(Data entries for graphics)
--*--

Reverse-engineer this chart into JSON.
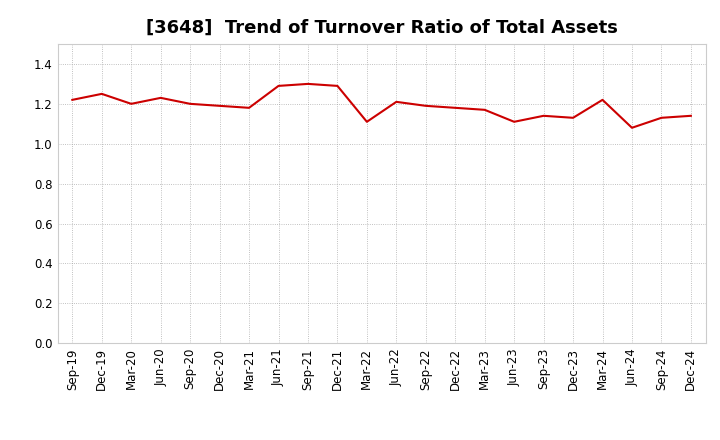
{
  "title": "[3648]  Trend of Turnover Ratio of Total Assets",
  "x_labels": [
    "Sep-19",
    "Dec-19",
    "Mar-20",
    "Jun-20",
    "Sep-20",
    "Dec-20",
    "Mar-21",
    "Jun-21",
    "Sep-21",
    "Dec-21",
    "Mar-22",
    "Jun-22",
    "Sep-22",
    "Dec-22",
    "Mar-23",
    "Jun-23",
    "Sep-23",
    "Dec-23",
    "Mar-24",
    "Jun-24",
    "Sep-24",
    "Dec-24"
  ],
  "values": [
    1.22,
    1.25,
    1.2,
    1.23,
    1.2,
    1.19,
    1.18,
    1.29,
    1.3,
    1.29,
    1.11,
    1.21,
    1.19,
    1.18,
    1.17,
    1.11,
    1.14,
    1.13,
    1.22,
    1.08,
    1.13,
    1.14
  ],
  "line_color": "#cc0000",
  "line_width": 1.5,
  "ylim": [
    0.0,
    1.5
  ],
  "yticks": [
    0.0,
    0.2,
    0.4,
    0.6,
    0.8,
    1.0,
    1.2,
    1.4
  ],
  "grid_color": "#999999",
  "grid_linestyle": ":",
  "bg_color": "#ffffff",
  "plot_bg_color": "#f0f0f0",
  "title_fontsize": 13,
  "tick_fontsize": 8.5
}
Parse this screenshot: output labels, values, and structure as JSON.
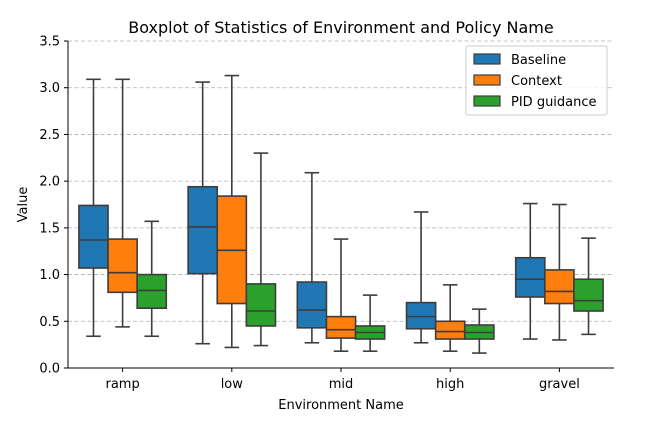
{
  "chart_data": {
    "type": "boxplot",
    "title": "Boxplot of Statistics of Environment and Policy Name",
    "xlabel": "Environment Name",
    "ylabel": "Value",
    "ylim": [
      0,
      3.5
    ],
    "yticks": [
      "0.0",
      "0.5",
      "1.0",
      "1.5",
      "2.0",
      "2.5",
      "3.0",
      "3.5"
    ],
    "ytick_values": [
      0,
      0.5,
      1.0,
      1.5,
      2.0,
      2.5,
      3.0,
      3.5
    ],
    "grid": "y-dashed",
    "legend_position": "top-right",
    "categories": [
      "ramp",
      "low",
      "mid",
      "high",
      "gravel"
    ],
    "series": [
      {
        "name": "Baseline",
        "color": "#1f77b4",
        "boxes": [
          {
            "whislo": 0.34,
            "q1": 1.07,
            "med": 1.37,
            "q3": 1.74,
            "whishi": 3.09
          },
          {
            "whislo": 0.26,
            "q1": 1.01,
            "med": 1.51,
            "q3": 1.94,
            "whishi": 3.06
          },
          {
            "whislo": 0.27,
            "q1": 0.43,
            "med": 0.62,
            "q3": 0.92,
            "whishi": 2.09
          },
          {
            "whislo": 0.27,
            "q1": 0.42,
            "med": 0.55,
            "q3": 0.7,
            "whishi": 1.67
          },
          {
            "whislo": 0.31,
            "q1": 0.76,
            "med": 0.95,
            "q3": 1.18,
            "whishi": 1.76
          }
        ]
      },
      {
        "name": "Context",
        "color": "#ff7f0e",
        "boxes": [
          {
            "whislo": 0.44,
            "q1": 0.81,
            "med": 1.02,
            "q3": 1.38,
            "whishi": 3.09
          },
          {
            "whislo": 0.22,
            "q1": 0.69,
            "med": 1.26,
            "q3": 1.84,
            "whishi": 3.13
          },
          {
            "whislo": 0.18,
            "q1": 0.32,
            "med": 0.41,
            "q3": 0.55,
            "whishi": 1.38
          },
          {
            "whislo": 0.18,
            "q1": 0.31,
            "med": 0.39,
            "q3": 0.5,
            "whishi": 0.89
          },
          {
            "whislo": 0.3,
            "q1": 0.69,
            "med": 0.82,
            "q3": 1.05,
            "whishi": 1.75
          }
        ]
      },
      {
        "name": "PID guidance",
        "color": "#2ca02c",
        "boxes": [
          {
            "whislo": 0.34,
            "q1": 0.64,
            "med": 0.83,
            "q3": 1.0,
            "whishi": 1.57
          },
          {
            "whislo": 0.24,
            "q1": 0.45,
            "med": 0.61,
            "q3": 0.9,
            "whishi": 2.3
          },
          {
            "whislo": 0.18,
            "q1": 0.31,
            "med": 0.38,
            "q3": 0.45,
            "whishi": 0.78
          },
          {
            "whislo": 0.16,
            "q1": 0.31,
            "med": 0.38,
            "q3": 0.46,
            "whishi": 0.63
          },
          {
            "whislo": 0.36,
            "q1": 0.61,
            "med": 0.72,
            "q3": 0.95,
            "whishi": 1.39
          }
        ]
      }
    ]
  }
}
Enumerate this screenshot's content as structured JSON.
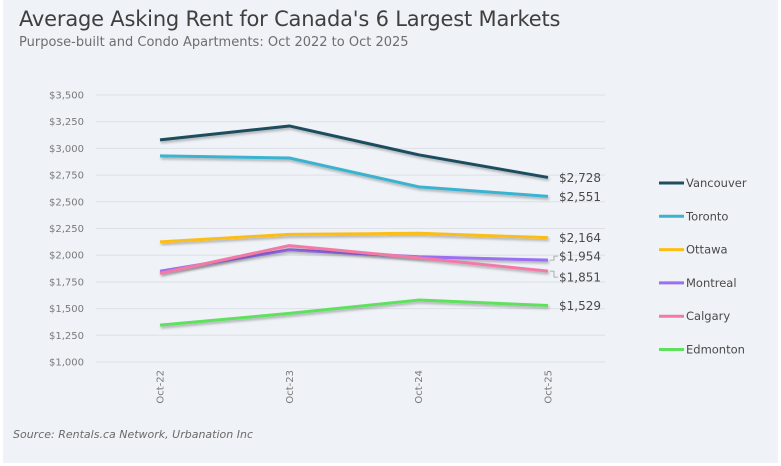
{
  "chart_data": {
    "type": "line",
    "title": "Average Asking Rent for Canada's 6 Largest Markets",
    "subtitle": "Purpose-built and Condo Apartments: Oct 2022 to Oct 2025",
    "source": "Source: Rentals.ca Network, Urbanation Inc",
    "xlabel": "",
    "ylabel": "",
    "categories": [
      "Oct-22",
      "Oct-23",
      "Oct-24",
      "Oct-25"
    ],
    "ylim": [
      1000,
      3500
    ],
    "yticks": [
      1000,
      1250,
      1500,
      1750,
      2000,
      2250,
      2500,
      2750,
      3000,
      3250,
      3500
    ],
    "ytick_labels": [
      "$1,000",
      "$1,250",
      "$1,500",
      "$1,750",
      "$2,000",
      "$2,250",
      "$2,500",
      "$2,750",
      "$3,000",
      "$3,250",
      "$3,500"
    ],
    "grid": true,
    "legend_position": "right",
    "series": [
      {
        "name": "Vancouver",
        "color": "#1f4e5f",
        "values": [
          3080,
          3210,
          2940,
          2728
        ],
        "end_label": "$2,728"
      },
      {
        "name": "Toronto",
        "color": "#3bb3d0",
        "values": [
          2930,
          2910,
          2640,
          2551
        ],
        "end_label": "$2,551"
      },
      {
        "name": "Ottawa",
        "color": "#fbbd16",
        "values": [
          2125,
          2195,
          2205,
          2164
        ],
        "end_label": "$2,164"
      },
      {
        "name": "Montreal",
        "color": "#9b6ff0",
        "values": [
          1850,
          2050,
          1985,
          1954
        ],
        "end_label": "$1,954"
      },
      {
        "name": "Calgary",
        "color": "#f27aa6",
        "values": [
          1830,
          2090,
          1975,
          1851
        ],
        "end_label": "$1,851"
      },
      {
        "name": "Edmonton",
        "color": "#5fe05f",
        "values": [
          1345,
          1455,
          1580,
          1529
        ],
        "end_label": "$1,529"
      }
    ]
  }
}
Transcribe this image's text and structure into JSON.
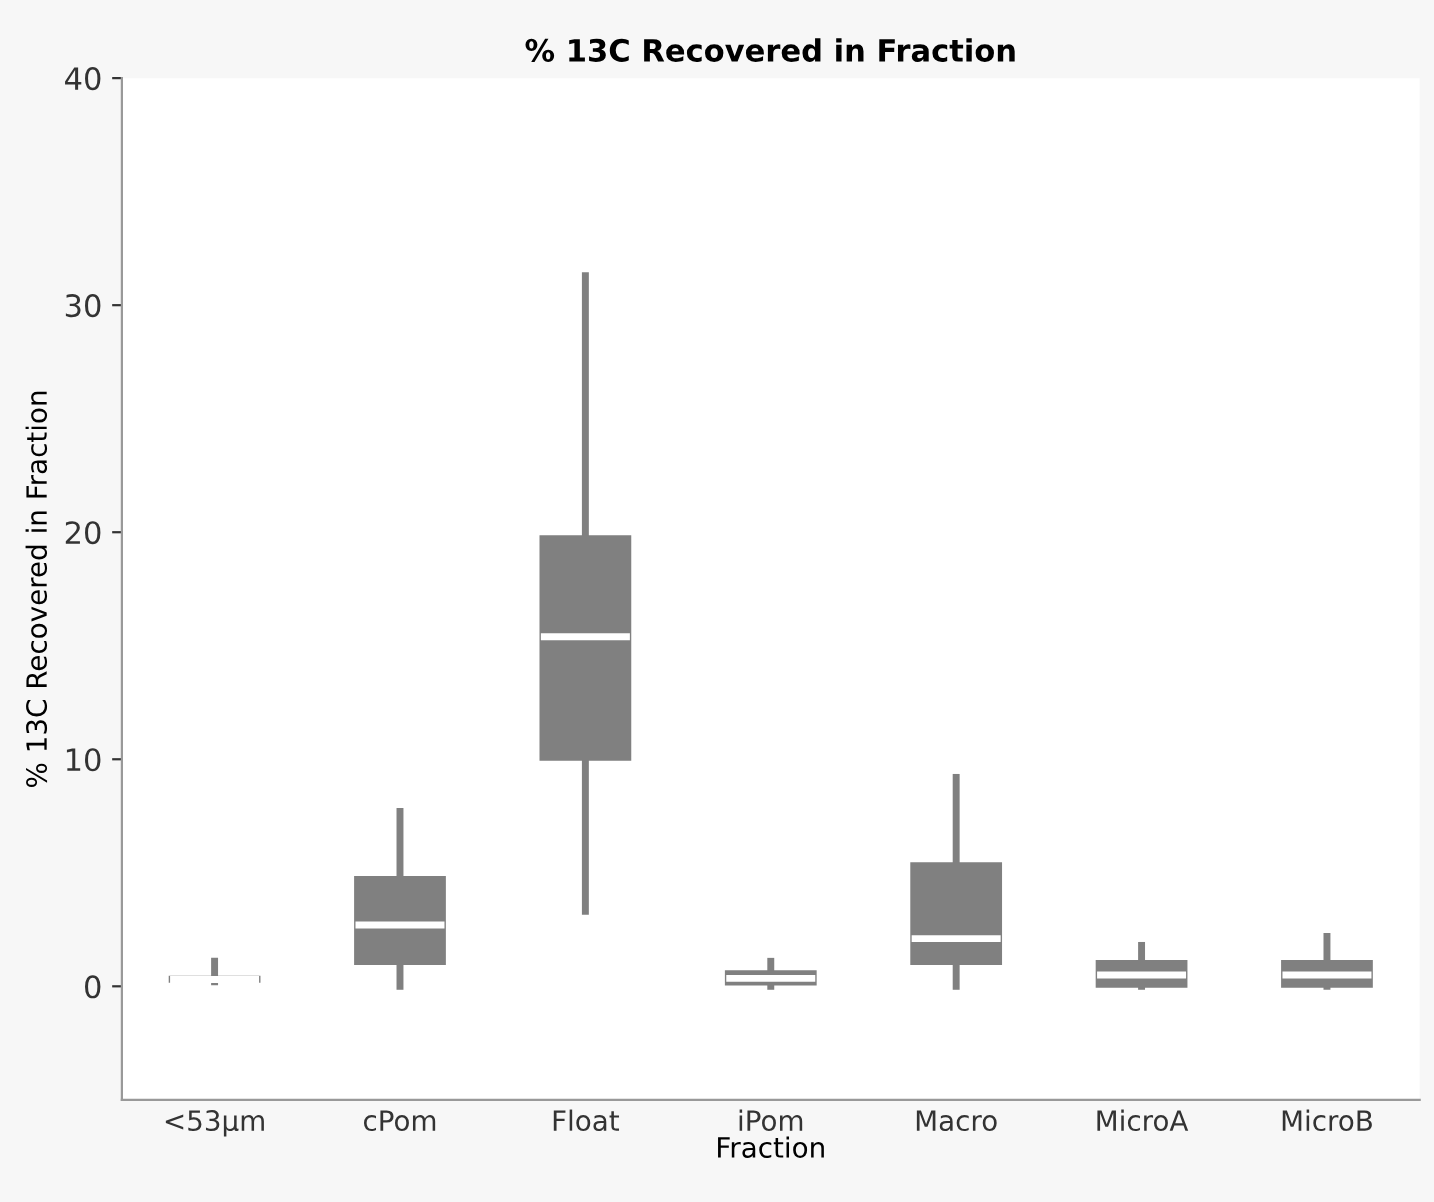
{
  "chart_data": {
    "type": "box",
    "title": "% 13C Recovered in Fraction",
    "xlabel": "Fraction",
    "ylabel": "% 13C Recovered in Fraction",
    "categories": [
      "<53µm",
      "cPom",
      "Float",
      "iPom",
      "Macro",
      "MicroA",
      "MicroB"
    ],
    "color": "#808080",
    "boxes": [
      {
        "low": 0.2,
        "q1": 0.22,
        "median": 0.3,
        "q3": 0.4,
        "high": 1.1
      },
      {
        "low": 0,
        "q1": 1.0,
        "median": 2.7,
        "q3": 4.8,
        "high": 7.7
      },
      {
        "low": 3.3,
        "q1": 10.0,
        "median": 15.4,
        "q3": 19.8,
        "high": 31.3
      },
      {
        "low": 0,
        "q1": 0.1,
        "median": 0.35,
        "q3": 0.65,
        "high": 1.1
      },
      {
        "low": 0,
        "q1": 1.0,
        "median": 2.1,
        "q3": 5.4,
        "high": 9.2
      },
      {
        "low": 0,
        "q1": 0,
        "median": 0.5,
        "q3": 1.1,
        "high": 1.8
      },
      {
        "low": 0,
        "q1": 0,
        "median": 0.5,
        "q3": 1.1,
        "high": 2.2
      }
    ],
    "ylim": [
      -5,
      40
    ],
    "yticks": [
      0,
      10,
      20,
      30,
      40
    ],
    "grid": false,
    "legend": false
  }
}
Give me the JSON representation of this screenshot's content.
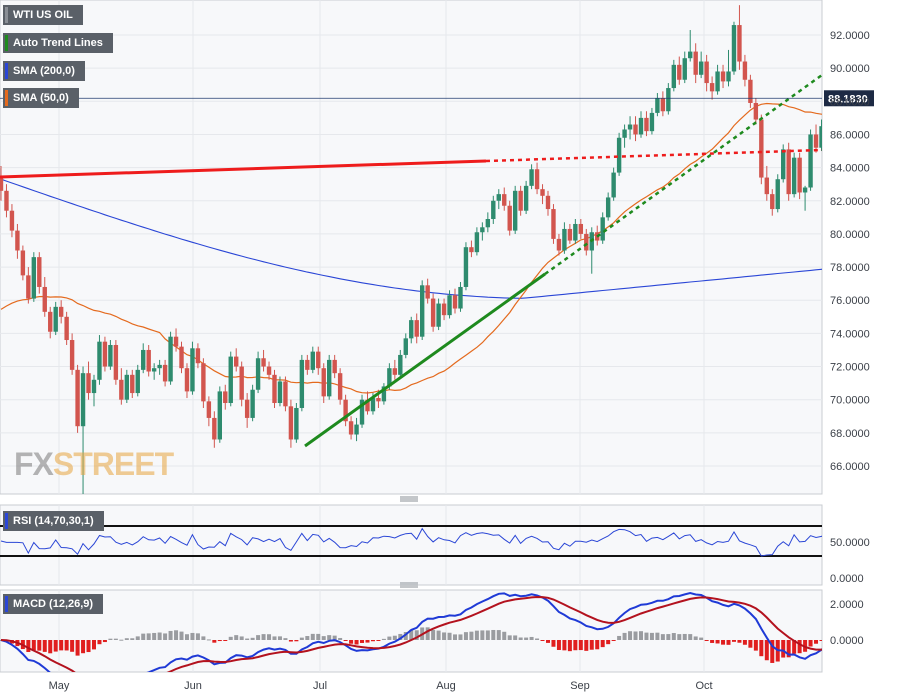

--*--

(Short exercise) Make an exact copy of all the material, but keep the pictures out of it.

(Exercise result)
Reverse-engineer this chart into JSON.
{
  "title": "[3648]  Trend of Turnover Ratio of Total Assets",
  "x_labels": [
    "Sep-19",
    "Dec-19",
    "Mar-20",
    "Jun-20",
    "Sep-20",
    "Dec-20",
    "Mar-21",
    "Jun-21",
    "Sep-21",
    "Dec-21",
    "Mar-22",
    "Jun-22",
    "Sep-22",
    "Dec-22",
    "Mar-23",
    "Jun-23",
    "Sep-23",
    "Dec-23",
    "Mar-24",
    "Jun-24",
    "Sep-24",
    "Dec-24"
  ],
  "values": [
    1.22,
    1.25,
    1.2,
    1.23,
    1.2,
    1.19,
    1.18,
    1.29,
    1.3,
    1.29,
    1.11,
    1.21,
    1.19,
    1.18,
    1.17,
    1.11,
    1.14,
    1.13,
    1.22,
    1.08,
    1.13,
    1.14
  ],
  "line_color": "#cc0000",
  "line_width": 1.5,
  "ylim": [
    0.0,
    1.5
  ],
  "yticks": [
    0.0,
    0.2,
    0.4,
    0.6,
    0.8,
    1.0,
    1.2,
    1.4
  ],
  "grid_color": "#999999",
  "grid_linestyle": ":",
  "bg_color": "#ffffff",
  "plot_bg_color": "#f0f0f0",
  "title_fontsize": 13,
  "tick_fontsize": 8.5
}
Parse this screenshot: output labels, values, and structure as JSON.
{
  "chart_data": {
    "type": "boxplot",
    "title": "Boxplot of Statistics of Environment and Policy Name",
    "xlabel": "Environment Name",
    "ylabel": "Value",
    "ylim": [
      0,
      3.5
    ],
    "yticks": [
      "0.0",
      "0.5",
      "1.0",
      "1.5",
      "2.0",
      "2.5",
      "3.0",
      "3.5"
    ],
    "ytick_values": [
      0,
      0.5,
      1.0,
      1.5,
      2.0,
      2.5,
      3.0,
      3.5
    ],
    "grid": "y-dashed",
    "legend_position": "top-right",
    "categories": [
      "ramp",
      "low",
      "mid",
      "high",
      "gravel"
    ],
    "series": [
      {
        "name": "Baseline",
        "color": "#1f77b4",
        "boxes": [
          {
            "whislo": 0.34,
            "q1": 1.07,
            "med": 1.37,
            "q3": 1.74,
            "whishi": 3.09
          },
          {
            "whislo": 0.26,
            "q1": 1.01,
            "med": 1.51,
            "q3": 1.94,
            "whishi": 3.06
          },
          {
            "whislo": 0.27,
            "q1": 0.43,
            "med": 0.62,
            "q3": 0.92,
            "whishi": 2.09
          },
          {
            "whislo": 0.27,
            "q1": 0.42,
            "med": 0.55,
            "q3": 0.7,
            "whishi": 1.67
          },
          {
            "whislo": 0.31,
            "q1": 0.76,
            "med": 0.95,
            "q3": 1.18,
            "whishi": 1.76
          }
        ]
      },
      {
        "name": "Context",
        "color": "#ff7f0e",
        "boxes": [
          {
            "whislo": 0.44,
            "q1": 0.81,
            "med": 1.02,
            "q3": 1.38,
            "whishi": 3.09
          },
          {
            "whislo": 0.22,
            "q1": 0.69,
            "med": 1.26,
            "q3": 1.84,
            "whishi": 3.13
          },
          {
            "whislo": 0.18,
            "q1": 0.32,
            "med": 0.41,
            "q3": 0.55,
            "whishi": 1.38
          },
          {
            "whislo": 0.18,
            "q1": 0.31,
            "med": 0.39,
            "q3": 0.5,
            "whishi": 0.89
          },
          {
            "whislo": 0.3,
            "q1": 0.69,
            "med": 0.82,
            "q3": 1.05,
            "whishi": 1.75
          }
        ]
      },
      {
        "name": "PID guidance",
        "color": "#2ca02c",
        "boxes": [
          {
            "whislo": 0.34,
            "q1": 0.64,
            "med": 0.83,
            "q3": 1.0,
            "whishi": 1.57
          },
          {
            "whislo": 0.24,
            "q1": 0.45,
            "med": 0.61,
            "q3": 0.9,
            "whishi": 2.3
          },
          {
            "whislo": 0.18,
            "q1": 0.31,
            "med": 0.38,
            "q3": 0.45,
            "whishi": 0.78
          },
          {
            "whislo": 0.16,
            "q1": 0.31,
            "med": 0.38,
            "q3": 0.46,
            "whishi": 0.63
          },
          {
            "whislo": 0.36,
            "q1": 0.61,
            "med": 0.72,
            "q3": 0.95,
            "whishi": 1.39
          }
        ]
      }
    ]
  }
}
Enumerate this screenshot's content as structured JSON.
{
  "chart_data": {
    "type": "line",
    "title": "Average Asking Rent for Canada's 6 Largest Markets",
    "subtitle": "Purpose-built and Condo Apartments: Oct 2022 to Oct 2025",
    "source": "Source: Rentals.ca Network, Urbanation Inc",
    "xlabel": "",
    "ylabel": "",
    "categories": [
      "Oct-22",
      "Oct-23",
      "Oct-24",
      "Oct-25"
    ],
    "ylim": [
      1000,
      3500
    ],
    "yticks": [
      1000,
      1250,
      1500,
      1750,
      2000,
      2250,
      2500,
      2750,
      3000,
      3250,
      3500
    ],
    "ytick_labels": [
      "$1,000",
      "$1,250",
      "$1,500",
      "$1,750",
      "$2,000",
      "$2,250",
      "$2,500",
      "$2,750",
      "$3,000",
      "$3,250",
      "$3,500"
    ],
    "grid": true,
    "legend_position": "right",
    "series": [
      {
        "name": "Vancouver",
        "color": "#1f4e5f",
        "values": [
          3080,
          3210,
          2940,
          2728
        ],
        "end_label": "$2,728"
      },
      {
        "name": "Toronto",
        "color": "#3bb3d0",
        "values": [
          2930,
          2910,
          2640,
          2551
        ],
        "end_label": "$2,551"
      },
      {
        "name": "Ottawa",
        "color": "#fbbd16",
        "values": [
          2125,
          2195,
          2205,
          2164
        ],
        "end_label": "$2,164"
      },
      {
        "name": "Montreal",
        "color": "#9b6ff0",
        "values": [
          1850,
          2050,
          1985,
          1954
        ],
        "end_label": "$1,954"
      },
      {
        "name": "Calgary",
        "color": "#f27aa6",
        "values": [
          1830,
          2090,
          1975,
          1851
        ],
        "end_label": "$1,851"
      },
      {
        "name": "Edmonton",
        "color": "#5fe05f",
        "values": [
          1345,
          1455,
          1580,
          1529
        ],
        "end_label": "$1,529"
      }
    ]
  }
}
Transcribe this image's text and structure into JSON.
{
  "chart_data": {
    "type": "box",
    "title": "% 13C Recovered in Fraction",
    "xlabel": "Fraction",
    "ylabel": "% 13C Recovered in Fraction",
    "categories": [
      "<53µm",
      "cPom",
      "Float",
      "iPom",
      "Macro",
      "MicroA",
      "MicroB"
    ],
    "color": "#808080",
    "boxes": [
      {
        "low": 0.2,
        "q1": 0.22,
        "median": 0.3,
        "q3": 0.4,
        "high": 1.1
      },
      {
        "low": 0,
        "q1": 1.0,
        "median": 2.7,
        "q3": 4.8,
        "high": 7.7
      },
      {
        "low": 3.3,
        "q1": 10.0,
        "median": 15.4,
        "q3": 19.8,
        "high": 31.3
      },
      {
        "low": 0,
        "q1": 0.1,
        "median": 0.35,
        "q3": 0.65,
        "high": 1.1
      },
      {
        "low": 0,
        "q1": 1.0,
        "median": 2.1,
        "q3": 5.4,
        "high": 9.2
      },
      {
        "low": 0,
        "q1": 0,
        "median": 0.5,
        "q3": 1.1,
        "high": 1.8
      },
      {
        "low": 0,
        "q1": 0,
        "median": 0.5,
        "q3": 1.1,
        "high": 2.2
      }
    ],
    "ylim": [
      -5,
      40
    ],
    "yticks": [
      0,
      10,
      20,
      30,
      40
    ],
    "grid": false,
    "legend": false
  }
}
Give me the JSON representation of this screenshot's content.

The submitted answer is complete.